--- start PASSAGE TO READ ---

2024 Coeur d’Alene Art Auction – Online Auction / Lot 97
Legendary Western art historian Peter H. Hassrick wrote, “Payne had clearly expressed himself about his vision as an artist, and it did not include expending effort on the mundane. The Pueblo Indians were a pastoral, agrarian people who by mid-decade had become the most popular indigenous culture in America. The Pueblo were picturesque, but the Navajo, with their nomadic ways and their expansive geographic realm, were considered sublime. Payne responded to ‘bigness,’ and Navajo land promised all that he could imagine.

--- end PASSAGE TO READ ---
--- start RAW RECORDS ---

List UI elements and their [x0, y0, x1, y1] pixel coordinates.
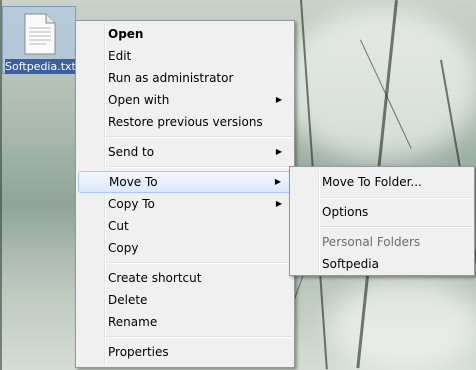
submenu-arrow-icon: ▶	[275, 147, 282, 156]
menu-separator	[320, 197, 472, 199]
menu-item-open[interactable]: Open	[78, 23, 292, 45]
menu-item-copy[interactable]: Copy	[78, 237, 292, 259]
menu-item-label: Options	[322, 205, 369, 219]
menu-item-move-to[interactable]: Move To ▶	[78, 171, 292, 193]
menu-item-label: Properties	[108, 345, 169, 359]
menu-item-create-shortcut[interactable]: Create shortcut	[78, 267, 292, 289]
move-to-submenu: Move To Folder... Options Personal Folde…	[289, 166, 475, 276]
menu-item-label: Rename	[108, 315, 158, 329]
menu-item-label: Softpedia	[322, 257, 379, 271]
menu-separator	[106, 336, 292, 338]
menu-item-copy-to[interactable]: Copy To ▶	[78, 193, 292, 215]
submenu-arrow-icon: ▶	[274, 177, 281, 186]
context-menu: Open Edit Run as administrator Open with…	[75, 20, 295, 368]
menu-item-label: Cut	[108, 219, 129, 233]
menu-separator	[320, 226, 472, 228]
submenu-arrow-icon: ▶	[275, 95, 282, 104]
menu-item-delete[interactable]: Delete	[78, 289, 292, 311]
menu-item-run-as-administrator[interactable]: Run as administrator	[78, 67, 292, 89]
submenu-item-softpedia[interactable]: Softpedia	[292, 253, 472, 275]
menu-item-open-with[interactable]: Open with ▶	[78, 89, 292, 111]
menu-separator	[106, 166, 292, 168]
menu-item-cut[interactable]: Cut	[78, 215, 292, 237]
menu-item-label: Run as administrator	[108, 71, 234, 85]
menu-item-label: Restore previous versions	[108, 115, 263, 129]
menu-item-edit[interactable]: Edit	[78, 45, 292, 67]
menu-item-label: Send to	[108, 145, 155, 159]
menu-item-label: Delete	[108, 293, 148, 307]
desktop-file-item[interactable]: Softpedia.txt	[2, 6, 76, 74]
menu-separator	[106, 262, 292, 264]
menu-item-send-to[interactable]: Send to ▶	[78, 141, 292, 163]
menu-item-rename[interactable]: Rename	[78, 311, 292, 333]
submenu-item-options[interactable]: Options	[292, 201, 472, 223]
menu-item-label: Copy To	[108, 197, 155, 211]
menu-item-label: Move To	[109, 175, 158, 189]
menu-item-label: Personal Folders	[322, 235, 421, 249]
menu-item-label: Open with	[108, 93, 170, 107]
menu-separator	[106, 136, 292, 138]
menu-item-properties[interactable]: Properties	[78, 341, 292, 363]
menu-item-label: Create shortcut	[108, 271, 202, 285]
submenu-header-personal-folders: Personal Folders	[292, 231, 472, 253]
menu-item-label: Move To Folder...	[322, 175, 422, 189]
text-file-icon	[24, 13, 56, 55]
file-name-label: Softpedia.txt	[5, 59, 75, 74]
menu-item-restore-previous-versions[interactable]: Restore previous versions	[78, 111, 292, 133]
submenu-arrow-icon: ▶	[275, 199, 282, 208]
menu-item-label: Edit	[108, 49, 132, 63]
menu-item-label: Copy	[108, 241, 139, 255]
menu-item-label: Open	[108, 27, 144, 41]
submenu-item-move-to-folder[interactable]: Move To Folder...	[292, 171, 472, 193]
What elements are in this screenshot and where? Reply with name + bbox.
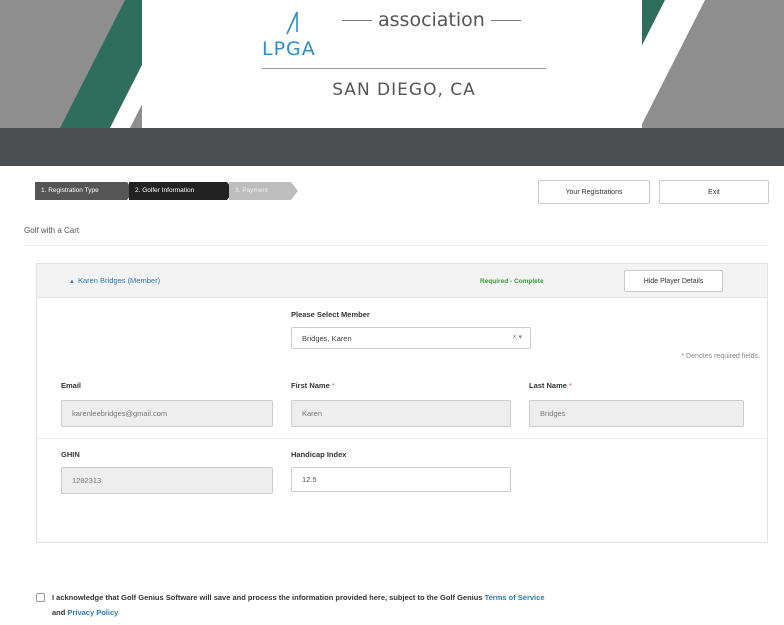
acknowledge-checkbox[interactable] <box>36 593 45 602</box>
required-fields-note: * Denotes required fields. <box>681 353 760 360</box>
association-label: association <box>342 9 542 31</box>
lpga-logo-icon <box>286 11 298 35</box>
player-panel: ▲ Karen Bridges (Member) Required - Compl… <box>36 263 768 543</box>
player-panel-header: ▲ Karen Bridges (Member) Required - Compl… <box>37 264 767 298</box>
handicap-index-label: Handicap Index <box>291 450 347 459</box>
status-badge: Required - Complete <box>480 278 544 285</box>
member-select[interactable]: Bridges, Karen × ▾ <box>291 327 531 349</box>
step-golfer-information[interactable]: 2. Golfer Information <box>129 182 234 200</box>
association-text: association <box>378 9 485 31</box>
player-name: Karen Bridges (Member) <box>77 276 161 285</box>
first-name-label: First Name * <box>291 381 335 390</box>
step-registration-type[interactable]: 1. Registration Type <box>35 182 134 200</box>
acknowledgement-and: and <box>52 608 66 617</box>
first-name-field[interactable]: Karen <box>291 400 511 427</box>
hide-player-details-button[interactable]: Hide Player Details <box>624 270 723 292</box>
terms-of-service-link[interactable]: Terms of Service <box>485 593 545 602</box>
your-registrations-button[interactable]: Your Registrations <box>538 180 650 204</box>
lpga-logo-text: LPGA <box>262 38 316 60</box>
member-select-value: Bridges, Karen <box>302 333 352 343</box>
player-toggle[interactable]: ▲ Karen Bridges (Member) <box>69 276 160 285</box>
step-payment: 3. Payment <box>229 182 298 200</box>
ghin-field[interactable]: 1282313 <box>61 467 273 494</box>
round-type-title: Golf with a Cart <box>24 226 80 235</box>
chapter-city: SAN DIEGO, CA <box>332 80 476 100</box>
exit-button[interactable]: Exit <box>659 180 769 204</box>
select-controls: × ▾ <box>512 333 522 341</box>
header-banner: LPGA association SAN DIEGO, CA <box>0 0 784 128</box>
last-name-field[interactable]: Bridges <box>529 400 744 427</box>
triangle-up-icon: ▲ <box>69 279 75 285</box>
last-name-label: Last Name * <box>529 381 572 390</box>
acknowledgement-body: I acknowledge that Golf Genius Software … <box>52 593 483 602</box>
divider <box>37 438 767 439</box>
clear-icon[interactable]: × <box>512 334 516 341</box>
ghin-label: GHIN <box>61 450 80 459</box>
required-marker: * <box>569 381 572 390</box>
privacy-policy-link[interactable]: Privacy Policy <box>67 608 118 617</box>
email-label: Email <box>61 381 82 390</box>
logo-divider <box>262 68 546 69</box>
divider <box>24 245 768 246</box>
acknowledgement-text: I acknowledge that Golf Genius Software … <box>52 590 772 620</box>
required-marker: * <box>331 381 335 390</box>
last-name-label-text: Last Name <box>529 381 567 390</box>
header-band <box>0 128 784 166</box>
registration-steps: 1. Registration Type 2. Golfer Informati… <box>35 182 298 200</box>
chevron-down-icon[interactable]: ▾ <box>518 334 522 341</box>
first-name-label-text: First Name <box>291 381 330 390</box>
handicap-index-field[interactable]: 12.5 <box>291 467 511 492</box>
email-field[interactable]: karenleebridges@gmail.com <box>61 400 273 427</box>
select-member-label: Please Select Member <box>291 310 370 319</box>
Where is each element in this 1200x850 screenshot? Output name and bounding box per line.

--- end RAW RECORDS ---

THINGS TO DO:
1. Do these statements agree with the auction lot passage about Payne? Answer yes or no for each, and quote the words from the passage that decide it. (a) Hassrick calls the Pueblo Indians a nomadic people. (b) The Navajo were considered sublime. (c) Payne responded to "bigness."
2. In the auction lot passage about Payne, what words or phrases does the quotation use to describe the Pueblo?
3. Pick up the passage on Payne and Navajo land after its final sentence and write what comes next.

RESPONSES:
1.
(a) No: "The Pueblo Indians were a pastoral, agrarian people"
(b) Yes: "the Navajo, with their nomadic ways and their expansive geographic realm, were considered sublime"
(c) Yes: "Payne responded to ‘bigness,’"

2. pastoral; agrarian; the most popular indigenous culture in America (by mid-decade); picturesque

3.
“In a biographical sketch written after Payne’s death by his widow and fellow artist, Elsie Palmer Payne, it is suggested that of all the locations that beckoned him as a muse, the American Southwest was perhaps the most compelling. The Paynes were still in Chicago when they embarked on their first extended summer trip to Arizona and New Mexico: ‘In 1916, the Santa Fe Railroad, just opening that country to tourists, sent him ... to paint the Indian Pueblos and Mesas and mountains of New Mexico and the Canyon de Chelley [sic], Monument Valley and Grand Canyon of Arizona.’ Elsie went on to say that ‘he returned to that glorious country nearly every year that he was in America the rest of his life. It was the last place he painted before his final illness.’”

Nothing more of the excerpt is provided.